===== Supplied material
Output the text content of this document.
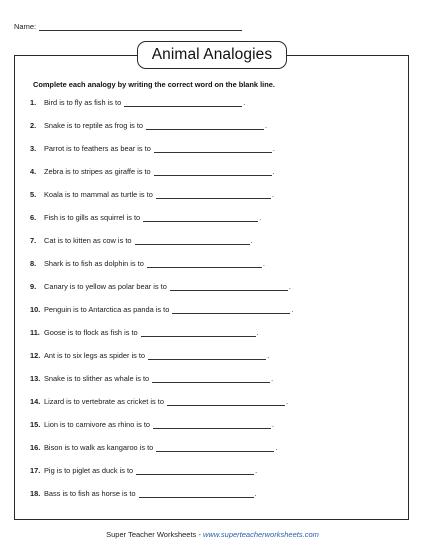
Name:
Animal Analogies
Complete each analogy by writing the correct word on the blank line.
1.	Bird is to fly as fish is to	.
2.	Snake is to reptile as frog is to	.
3.	Parrot is to feathers as bear is to	.
4.	Zebra is to stripes as giraffe is to	.
5.	Koala is to mammal as turtle is to	.
6.	Fish is to gills as squirrel is to	.
7.	Cat is to kitten as cow is to	.
8.	Shark is to fish as dolphin is to	.
9.	Canary is to yellow as polar bear is to	.
10. Penguin is to Antarctica as panda is to	.
11. Goose is to flock as fish is to	.
12. Ant is to six legs as spider is to	.
13. Snake is to slither as whale is to	.
14. Lizard is to vertebrate as cricket is to	.
15. Lion is to carnivore as rhino is to	.
16. Bison is to walk as kangaroo is to	.
17. Pig is to piglet as duck is to	.
18. Bass is to fish as horse is to	.
Super Teacher Worksheets - www.superteacherworksheets.com
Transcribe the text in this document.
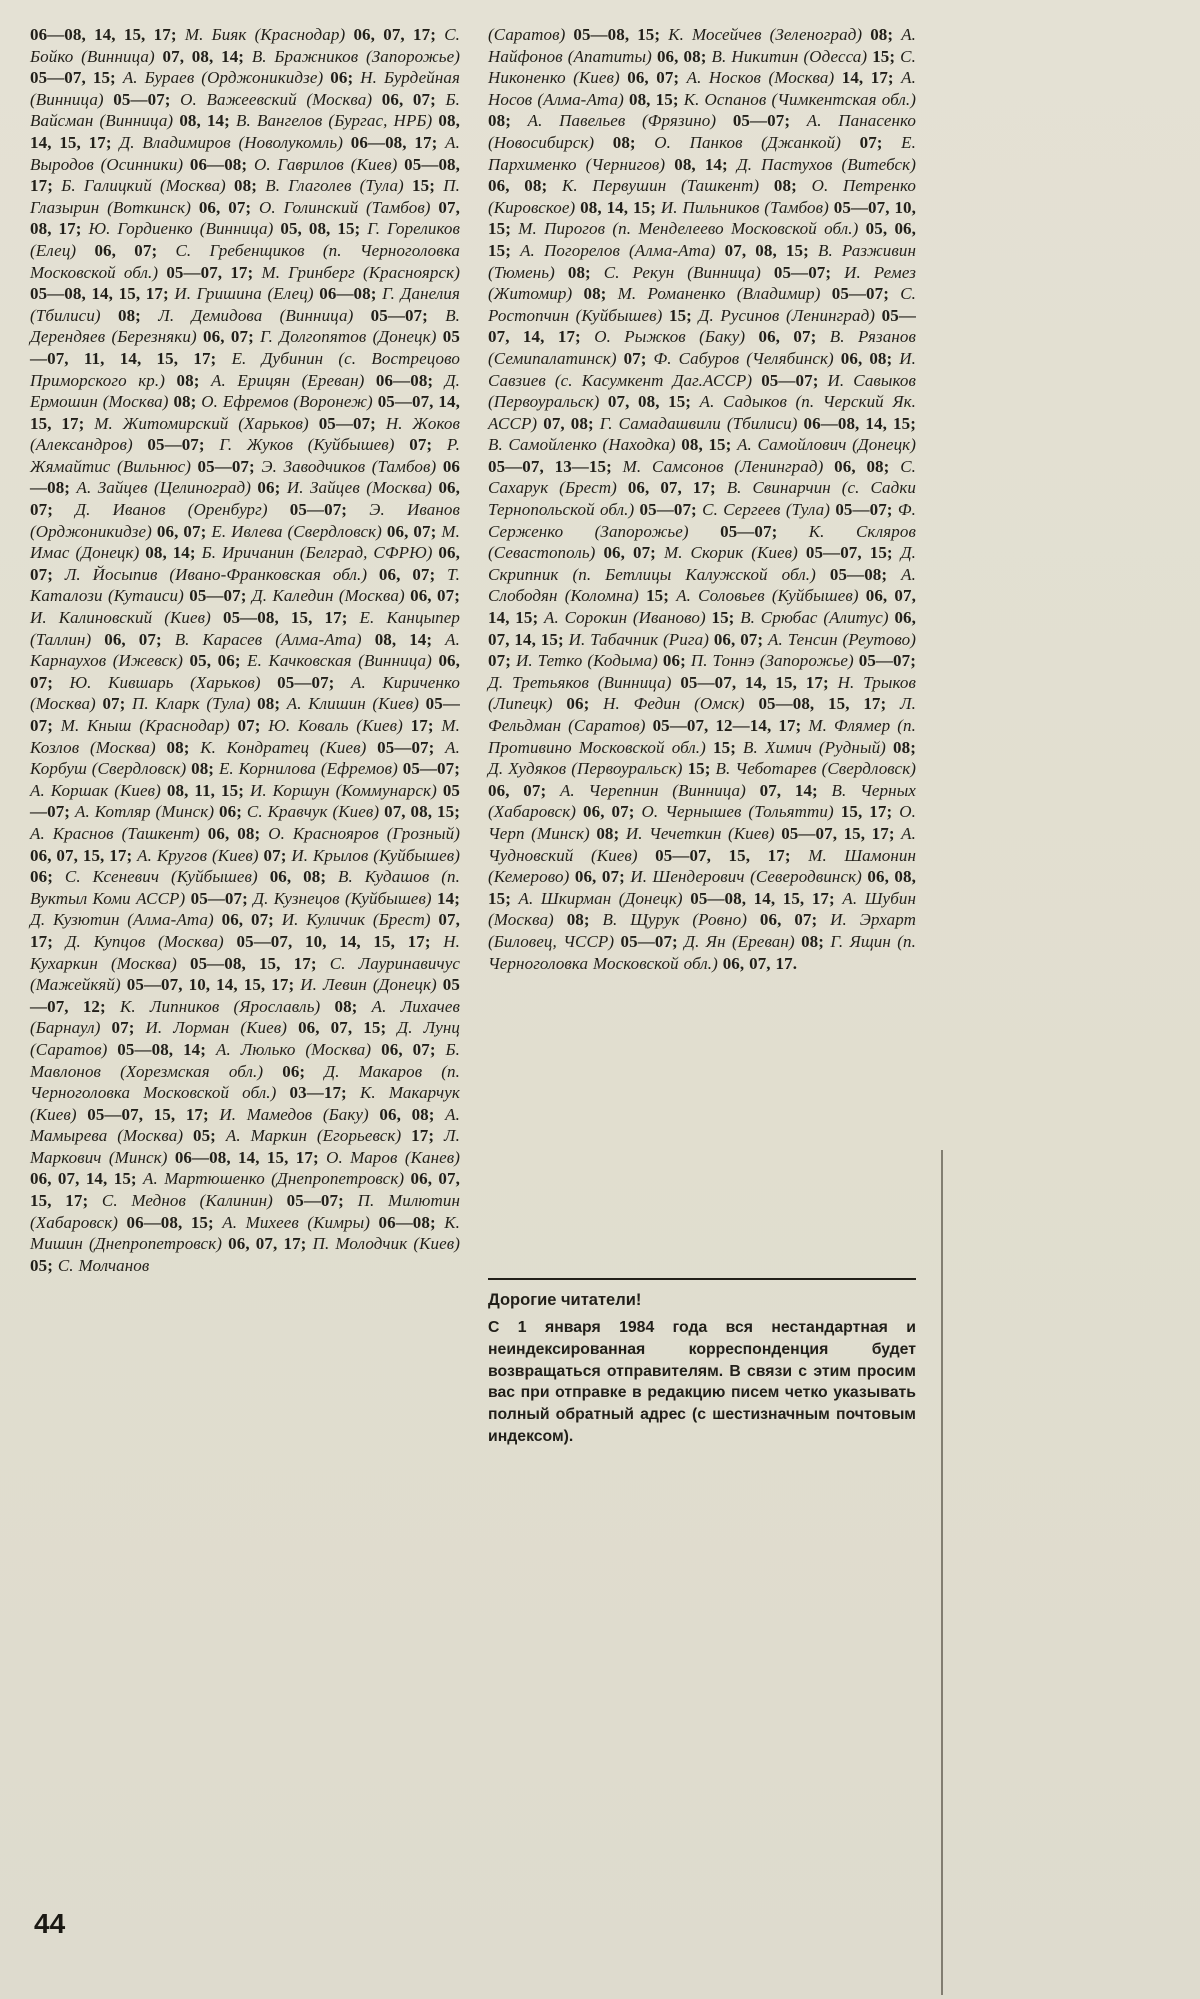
06—08, 14, 15, 17; М. Бияк (Краснодар) 06, 07, 17; С. Бойко (Винница) 07, 08, 14; В. Бражников (Запорожье) 05—07, 15; А. Бураев (Орджоникидзе) 06; Н. Бурдейная (Винница) 05—07; О. Важеевский (Москва) 06, 07; Б. Вайсман (Винница) 08, 14; В. Вангелов (Бургас, НРБ) 08, 14, 15, 17; Д. Владимиров (Новолукомль) 06—08, 17; А. Выродов (Осинники) 06—08; О. Гаврилов (Киев) 05—08, 17; Б. Галицкий (Москва) 08; В. Глаголев (Тула) 15; П. Глазырин (Воткинск) 06, 07; О. Голинский (Тамбов) 07, 08, 17; Ю. Гордиенко (Винница) 05, 08, 15; Г. Гореликов (Елец) 06, 07; С. Гребенщиков (п. Черноголовка Московской обл.) 05—07, 17; М. Гринберг (Красноярск) 05—08, 14, 15, 17; И. Гришина (Елец) 06—08; Г. Данелия (Тбилиси) 08; Л. Демидова (Винница) 05—07; В. Дерендяев (Березняки) 06, 07; Г. Долгопятов (Донецк) 05—07, 11, 14, 15, 17; Е. Дубинин (с. Вострецово Приморского кр.) 08; А. Ерицян (Ереван) 06—08; Д. Ермошин (Москва) 08; О. Ефремов (Воронеж) 05—07, 14, 15, 17; М. Житомирский (Харьков) 05—07; Н. Жоков (Александров) 05—07; Г. Жуков (Куйбышев) 07; Р. Жямайтис (Вильнюс) 05—07; Э. Заводчиков (Тамбов) 06—08; А. Зайцев (Целиноград) 06; И. Зайцев (Москва) 06, 07; Д. Иванов (Оренбург) 05—07; Э. Иванов (Орджоникидзе) 06, 07; Е. Ивлева (Свердловск) 06, 07; М. Имас (Донецк) 08, 14; Б. Иричанин (Белград, СФРЮ) 06, 07; Л. Йосыпив (Ивано-Франковская обл.) 06, 07; Т. Каталози (Кутаиси) 05—07; Д. Каледин (Москва) 06, 07; И. Калиновский (Киев) 05—08, 15, 17; Е. Канцыпер (Таллин) 06, 07; В. Карасев (Алма-Ата) 08, 14; А. Карнаухов (Ижевск) 05, 06; Е. Качковская (Винница) 06, 07; Ю. Кившарь (Харьков) 05—07; А. Кириченко (Москва) 07; П. Кларк (Тула) 08; А. Клишин (Киев) 05—07; М. Кныш (Краснодар) 07; Ю. Коваль (Киев) 17; М. Козлов (Москва) 08; К. Кондратец (Киев) 05—07; А. Корбуш (Свердловск) 08; Е. Корнилова (Ефремов) 05—07; А. Коршак (Киев) 08, 11, 15; И. Коршун (Коммунарск) 05—07; А. Котляр (Минск) 06; С. Кравчук (Киев) 07, 08, 15; А. Краснов (Ташкент) 06, 08; О. Краснояров (Грозный) 06, 07, 15, 17; А. Кругов (Киев) 07; И. Крылов (Куйбышев) 06; С. Ксеневич (Куйбышев) 06, 08; В. Кудашов (п. Вуктыл Коми АССР) 05—07; Д. Кузнецов (Куйбышев) 14; Д. Кузютин (Алма-Ата) 06, 07; И. Куличик (Брест) 07, 17; Д. Купцов (Москва) 05—07, 10, 14, 15, 17; Н. Кухаркин (Москва) 05—08, 15, 17; С. Лауринавичус (Мажейкяй) 05—07, 10, 14, 15, 17; И. Левин (Донецк) 05—07, 12; К. Липников (Ярославль) 08; А. Лихачев (Барнаул) 07; И. Лорман (Киев) 06, 07, 15; Д. Лунц (Саратов) 05—08, 14; А. Люлько (Москва) 06, 07; Б. Мавлонов (Хорезмская обл.) 06; Д. Макаров (п. Черноголовка Московской обл.) 03—17; К. Макарчук (Киев) 05—07, 15, 17; И. Мамедов (Баку) 06, 08; А. Мамырева (Москва) 05; А. Маркин (Егорьевск) 17; Л. Маркович (Минск) 06—08, 14, 15, 17; О. Маров (Канев) 06, 07, 14, 15; А. Мартюшенко (Днепропетровск) 06, 07, 15, 17; С. Меднов (Калинин) 05—07; П. Милютин (Хабаровск) 06—08, 15; А. Михеев (Кимры) 06—08; К. Мишин (Днепропетровск) 06, 07, 17; П. Молодчик (Киев) 05; С. Молчанов
(Саратов) 05—08, 15; К. Мосейчев (Зеленоград) 08; А. Найфонов (Апатиты) 06, 08; В. Никитин (Одесса) 15; С. Никоненко (Киев) 06, 07; А. Носков (Москва) 14, 17; А. Носов (Алма-Ата) 08, 15; К. Оспанов (Чимкентская обл.) 08; А. Павельев (Фрязино) 05—07; А. Панасенко (Новосибирск) 08; О. Панков (Джанкой) 07; Е. Пархименко (Чернигов) 08, 14; Д. Пастухов (Витебск) 06, 08; К. Первушин (Ташкент) 08; О. Петренко (Кировское) 08, 14, 15; И. Пильников (Тамбов) 05—07, 10, 15; М. Пирогов (п. Менделеево Московской обл.) 05, 06, 15; А. Погорелов (Алма-Ата) 07, 08, 15; В. Разживин (Тюмень) 08; С. Рекун (Винница) 05—07; И. Ремез (Житомир) 08; М. Романенко (Владимир) 05—07; С. Ростопчин (Куйбышев) 15; Д. Русинов (Ленинград) 05—07, 14, 17; О. Рыжков (Баку) 06, 07; В. Рязанов (Семипалатинск) 07; Ф. Сабуров (Челябинск) 06, 08; И. Савзиев (с. Касумкент Даг.АССР) 05—07; И. Савыков (Первоуральск) 07, 08, 15; А. Садыков (п. Черский Як. АССР) 07, 08; Г. Самадашвили (Тбилиси) 06—08, 14, 15; В. Самойленко (Находка) 08, 15; А. Самойлович (Донецк) 05—07, 13—15; М. Самсонов (Ленинград) 06, 08; С. Сахарук (Брест) 06, 07, 17; В. Свинарчин (с. Садки Тернопольской обл.) 05—07; С. Сергеев (Тула) 05—07; Ф. Серженко (Запорожье) 05—07; К. Скляров (Севастополь) 06, 07; М. Скорик (Киев) 05—07, 15; Д. Скрипник (п. Бетлицы Калужской обл.) 05—08; А. Слободян (Коломна) 15; А. Соловьев (Куйбышев) 06, 07, 14, 15; А. Сорокин (Иваново) 15; В. Срюбас (Алитус) 06, 07, 14, 15; И. Табачник (Рига) 06, 07; А. Тенсин (Реутово) 07; И. Тетко (Кодыма) 06; П. Тоннэ (Запорожье) 05—07; Д. Третьяков (Винница) 05—07, 14, 15, 17; Н. Трыков (Липецк) 06; Н. Федин (Омск) 05—08, 15, 17; Л. Фельдман (Саратов) 05—07, 12—14, 17; М. Флямер (п. Противино Московской обл.) 15; В. Химич (Рудный) 08; Д. Худяков (Первоуральск) 15; В. Чеботарев (Свердловск) 06, 07; А. Черепнин (Винница) 07, 14; В. Черных (Хабаровск) 06, 07; О. Чернышев (Тольятти) 15, 17; О. Черп (Минск) 08; И. Чечеткин (Киев) 05—07, 15, 17; А. Чудновский (Киев) 05—07, 15, 17; М. Шамонин (Кемерово) 06, 07; И. Шендерович (Северодвинск) 06, 08, 15; А. Шкирман (Донецк) 05—08, 14, 15, 17; А. Шубин (Москва) 08; В. Щурук (Ровно) 06, 07; И. Эрхарт (Биловец, ЧССР) 05—07; Д. Ян (Ереван) 08; Г. Ящин (п. Черноголовка Московской обл.) 06, 07, 17.

Дорогие читатели!

С 1 января 1984 года вся нестандартная и неиндексированная корреспонденция будет возвращаться отправителям. В связи с этим просим вас при отправке в редакцию писем четко указывать полный обратный адрес (с шестизначным почтовым индексом).

44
==========
> [Goal] Pick out the lines that contain "bear" and copy them.

> [Correct result]
3.	Parrot is to feathers as bear is to	.
9.	Canary is to yellow as polar bear is to	.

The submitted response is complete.